Directions:
Pick out each line containing the string "combine" and copy it.

[Records contained in a dataset]
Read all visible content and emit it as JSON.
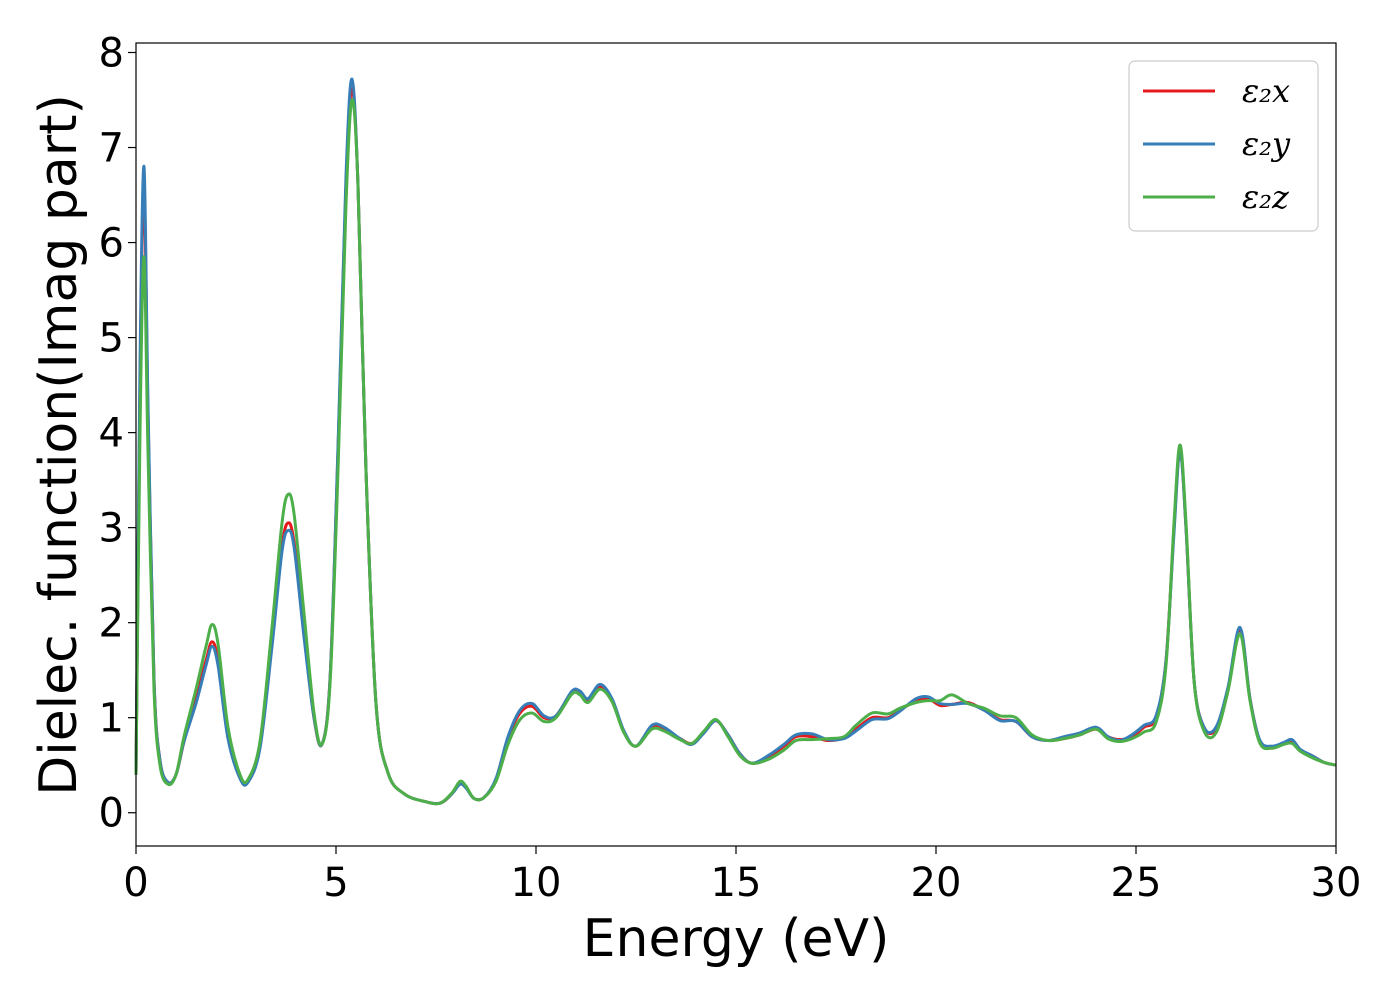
{
  "chart_data": {
    "type": "line",
    "xlabel": "Energy (eV)",
    "ylabel": "Dielec. function(Imag part)",
    "xlim": [
      0,
      30
    ],
    "ylim": [
      -0.35,
      8.1
    ],
    "xticks": [
      0,
      5,
      10,
      15,
      20,
      25,
      30
    ],
    "yticks": [
      0,
      1,
      2,
      3,
      4,
      5,
      6,
      7,
      8
    ],
    "grid": false,
    "legend_placement": "top-right",
    "x": [
      0,
      0.1,
      0.2,
      0.3,
      0.45,
      0.6,
      0.8,
      1.0,
      1.2,
      1.5,
      1.75,
      1.9,
      2.05,
      2.3,
      2.6,
      2.8,
      3.1,
      3.4,
      3.65,
      3.8,
      3.95,
      4.2,
      4.45,
      4.65,
      4.85,
      5.05,
      5.25,
      5.4,
      5.55,
      5.75,
      6.0,
      6.3,
      6.7,
      7.2,
      7.6,
      7.9,
      8.1,
      8.25,
      8.45,
      8.7,
      9.0,
      9.3,
      9.6,
      9.9,
      10.2,
      10.5,
      10.9,
      11.1,
      11.3,
      11.6,
      11.9,
      12.2,
      12.5,
      12.9,
      13.2,
      13.6,
      13.9,
      14.2,
      14.5,
      14.8,
      15.1,
      15.4,
      15.8,
      16.2,
      16.5,
      16.9,
      17.3,
      17.7,
      18.0,
      18.4,
      18.8,
      19.1,
      19.5,
      19.8,
      20.1,
      20.4,
      20.8,
      21.2,
      21.6,
      22.0,
      22.4,
      22.8,
      23.2,
      23.6,
      24.0,
      24.3,
      24.6,
      24.9,
      25.2,
      25.5,
      25.75,
      25.95,
      26.1,
      26.25,
      26.45,
      26.7,
      27.0,
      27.3,
      27.6,
      27.85,
      28.1,
      28.4,
      28.7,
      28.9,
      29.1,
      29.4,
      29.7,
      30.0
    ],
    "series": [
      {
        "name": "ε₂x",
        "color": "#e41a1c",
        "values": [
          0.4,
          4.5,
          6.6,
          4.2,
          1.4,
          0.55,
          0.32,
          0.4,
          0.75,
          1.2,
          1.6,
          1.8,
          1.6,
          0.8,
          0.38,
          0.33,
          0.7,
          1.8,
          2.8,
          3.05,
          2.85,
          1.9,
          1.0,
          0.72,
          1.4,
          3.8,
          6.6,
          7.62,
          6.6,
          3.6,
          1.15,
          0.42,
          0.2,
          0.12,
          0.1,
          0.2,
          0.32,
          0.27,
          0.15,
          0.16,
          0.35,
          0.78,
          1.05,
          1.12,
          1.0,
          1.02,
          1.27,
          1.26,
          1.18,
          1.33,
          1.18,
          0.85,
          0.7,
          0.9,
          0.88,
          0.78,
          0.73,
          0.85,
          0.97,
          0.82,
          0.62,
          0.52,
          0.58,
          0.7,
          0.8,
          0.8,
          0.76,
          0.79,
          0.88,
          1.0,
          1.0,
          1.08,
          1.18,
          1.2,
          1.13,
          1.14,
          1.16,
          1.08,
          0.98,
          0.96,
          0.8,
          0.76,
          0.78,
          0.82,
          0.88,
          0.8,
          0.77,
          0.8,
          0.9,
          1.0,
          1.6,
          3.0,
          3.82,
          3.0,
          1.4,
          0.9,
          0.88,
          1.3,
          1.93,
          1.2,
          0.75,
          0.68,
          0.73,
          0.75,
          0.66,
          0.6,
          0.53,
          0.5
        ]
      },
      {
        "name": "ε₂y",
        "color": "#377eb8",
        "values": [
          0.4,
          4.7,
          6.8,
          4.3,
          1.4,
          0.55,
          0.32,
          0.4,
          0.75,
          1.15,
          1.55,
          1.75,
          1.55,
          0.78,
          0.36,
          0.32,
          0.68,
          1.75,
          2.75,
          2.97,
          2.8,
          1.85,
          1.0,
          0.72,
          1.4,
          3.85,
          6.7,
          7.72,
          6.6,
          3.6,
          1.15,
          0.42,
          0.2,
          0.12,
          0.1,
          0.2,
          0.3,
          0.26,
          0.15,
          0.16,
          0.36,
          0.8,
          1.08,
          1.15,
          1.02,
          1.02,
          1.28,
          1.28,
          1.2,
          1.35,
          1.2,
          0.86,
          0.7,
          0.92,
          0.9,
          0.78,
          0.72,
          0.84,
          0.97,
          0.82,
          0.62,
          0.52,
          0.6,
          0.72,
          0.82,
          0.83,
          0.77,
          0.78,
          0.86,
          0.98,
          0.99,
          1.07,
          1.2,
          1.22,
          1.15,
          1.14,
          1.15,
          1.08,
          0.97,
          0.96,
          0.8,
          0.76,
          0.8,
          0.84,
          0.9,
          0.8,
          0.76,
          0.82,
          0.92,
          1.02,
          1.6,
          2.95,
          3.8,
          3.0,
          1.4,
          0.9,
          0.9,
          1.32,
          1.95,
          1.2,
          0.76,
          0.7,
          0.74,
          0.77,
          0.67,
          0.6,
          0.53,
          0.5
        ]
      },
      {
        "name": "ε₂z",
        "color": "#4daf4a",
        "values": [
          0.4,
          4.0,
          5.85,
          3.8,
          1.3,
          0.5,
          0.3,
          0.4,
          0.8,
          1.3,
          1.75,
          1.98,
          1.78,
          0.9,
          0.4,
          0.35,
          0.75,
          1.95,
          3.05,
          3.35,
          3.15,
          2.1,
          1.05,
          0.72,
          1.35,
          3.6,
          6.4,
          7.5,
          6.6,
          3.6,
          1.15,
          0.42,
          0.2,
          0.12,
          0.1,
          0.21,
          0.33,
          0.28,
          0.15,
          0.16,
          0.33,
          0.72,
          0.98,
          1.05,
          0.96,
          1.0,
          1.25,
          1.24,
          1.16,
          1.3,
          1.17,
          0.84,
          0.7,
          0.88,
          0.86,
          0.77,
          0.73,
          0.86,
          0.98,
          0.8,
          0.6,
          0.52,
          0.56,
          0.66,
          0.76,
          0.77,
          0.78,
          0.8,
          0.92,
          1.05,
          1.04,
          1.1,
          1.16,
          1.18,
          1.18,
          1.24,
          1.15,
          1.1,
          1.02,
          1.0,
          0.82,
          0.76,
          0.78,
          0.82,
          0.88,
          0.78,
          0.75,
          0.78,
          0.85,
          0.95,
          1.55,
          3.05,
          3.87,
          3.05,
          1.4,
          0.86,
          0.84,
          1.28,
          1.88,
          1.18,
          0.73,
          0.68,
          0.72,
          0.73,
          0.65,
          0.58,
          0.53,
          0.5
        ]
      }
    ]
  }
}
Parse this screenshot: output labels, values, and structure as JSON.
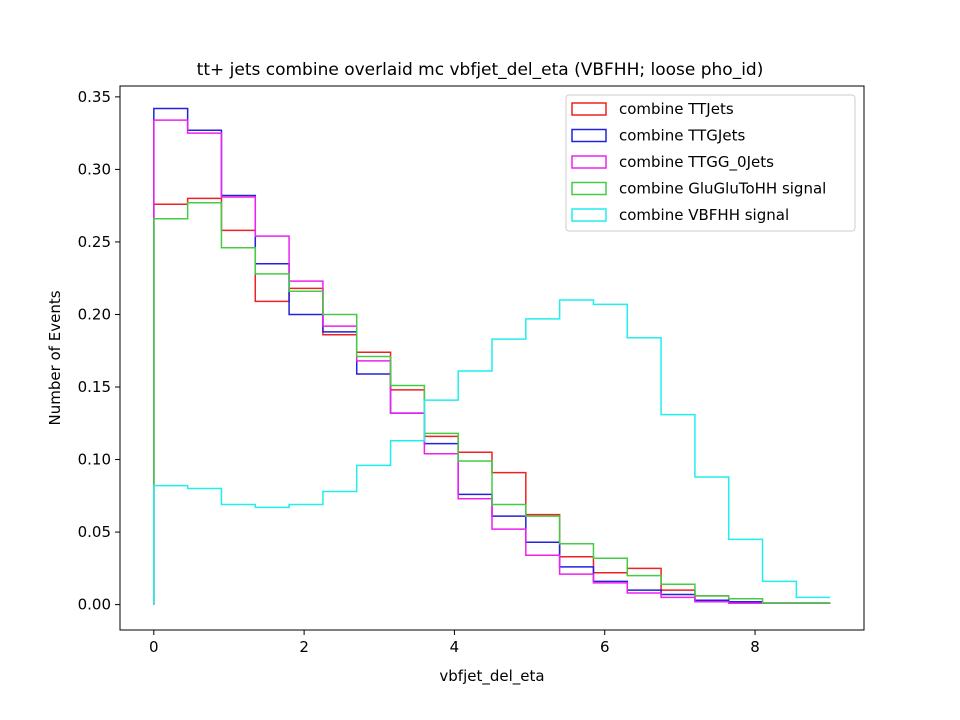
{
  "chart_data": {
    "type": "step",
    "title": "tt+ jets combine overlaid mc vbfjet_del_eta (VBFHH; loose pho_id)",
    "xlabel": "vbfjet_del_eta",
    "ylabel": "Number of Events",
    "xlim": [
      -0.45,
      9.45
    ],
    "ylim": [
      -0.0175,
      0.3575
    ],
    "xticks": [
      "0",
      "2",
      "4",
      "6",
      "8"
    ],
    "yticks": [
      "0.00",
      "0.05",
      "0.10",
      "0.15",
      "0.20",
      "0.25",
      "0.30",
      "0.35"
    ],
    "grid": false,
    "legend_position": "top-right",
    "bin_edges": [
      0,
      0.45,
      0.9,
      1.35,
      1.8,
      2.25,
      2.7,
      3.15,
      3.6,
      4.05,
      4.5,
      4.95,
      5.4,
      5.85,
      6.3,
      6.75,
      7.2,
      7.65,
      8.1,
      8.55,
      9.0
    ],
    "series": [
      {
        "name": "combine TTJets",
        "color": "#ee2222",
        "values": [
          0.276,
          0.28,
          0.258,
          0.209,
          0.218,
          0.186,
          0.174,
          0.148,
          0.116,
          0.105,
          0.091,
          0.062,
          0.033,
          0.022,
          0.025,
          0.01,
          0.006,
          0.001,
          0.001,
          0.001
        ]
      },
      {
        "name": "combine TTGJets",
        "color": "#2222dd",
        "values": [
          0.342,
          0.327,
          0.282,
          0.235,
          0.2,
          0.188,
          0.159,
          0.132,
          0.111,
          0.076,
          0.061,
          0.043,
          0.026,
          0.016,
          0.01,
          0.007,
          0.003,
          0.002,
          0.001,
          0.001
        ]
      },
      {
        "name": "combine TTGG_0Jets",
        "color": "#ee22ee",
        "values": [
          0.334,
          0.325,
          0.281,
          0.254,
          0.223,
          0.192,
          0.168,
          0.132,
          0.104,
          0.073,
          0.052,
          0.034,
          0.021,
          0.015,
          0.008,
          0.005,
          0.002,
          0.001,
          0.001,
          0.001
        ]
      },
      {
        "name": "combine GluGluToHH signal",
        "color": "#44cc44",
        "values": [
          0.266,
          0.277,
          0.246,
          0.228,
          0.216,
          0.2,
          0.171,
          0.151,
          0.118,
          0.099,
          0.069,
          0.061,
          0.042,
          0.032,
          0.02,
          0.014,
          0.006,
          0.004,
          0.001,
          0.001
        ]
      },
      {
        "name": "combine VBFHH signal",
        "color": "#22eeee",
        "values": [
          0.082,
          0.08,
          0.069,
          0.067,
          0.069,
          0.078,
          0.096,
          0.113,
          0.141,
          0.161,
          0.183,
          0.197,
          0.21,
          0.207,
          0.184,
          0.131,
          0.088,
          0.045,
          0.016,
          0.005
        ]
      }
    ]
  }
}
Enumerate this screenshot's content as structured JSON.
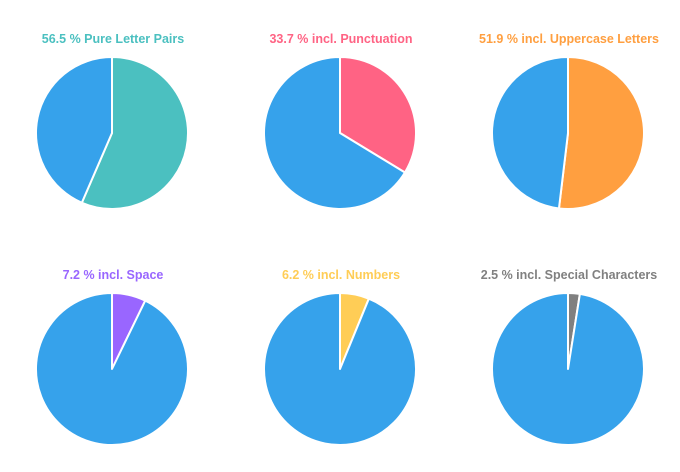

Solution to this task:
    "title": "tt+ jets combine overlaid mc vbfjet_del_eta (VBFHH; loose pho_id)",
        "name": "combine TTJets",
        "name": "combine TTGJets",
        "name": "combine TTGG_0Jets",
        "name": "combine GluGluToHH signal",
        "name": "combine VBFHH signal",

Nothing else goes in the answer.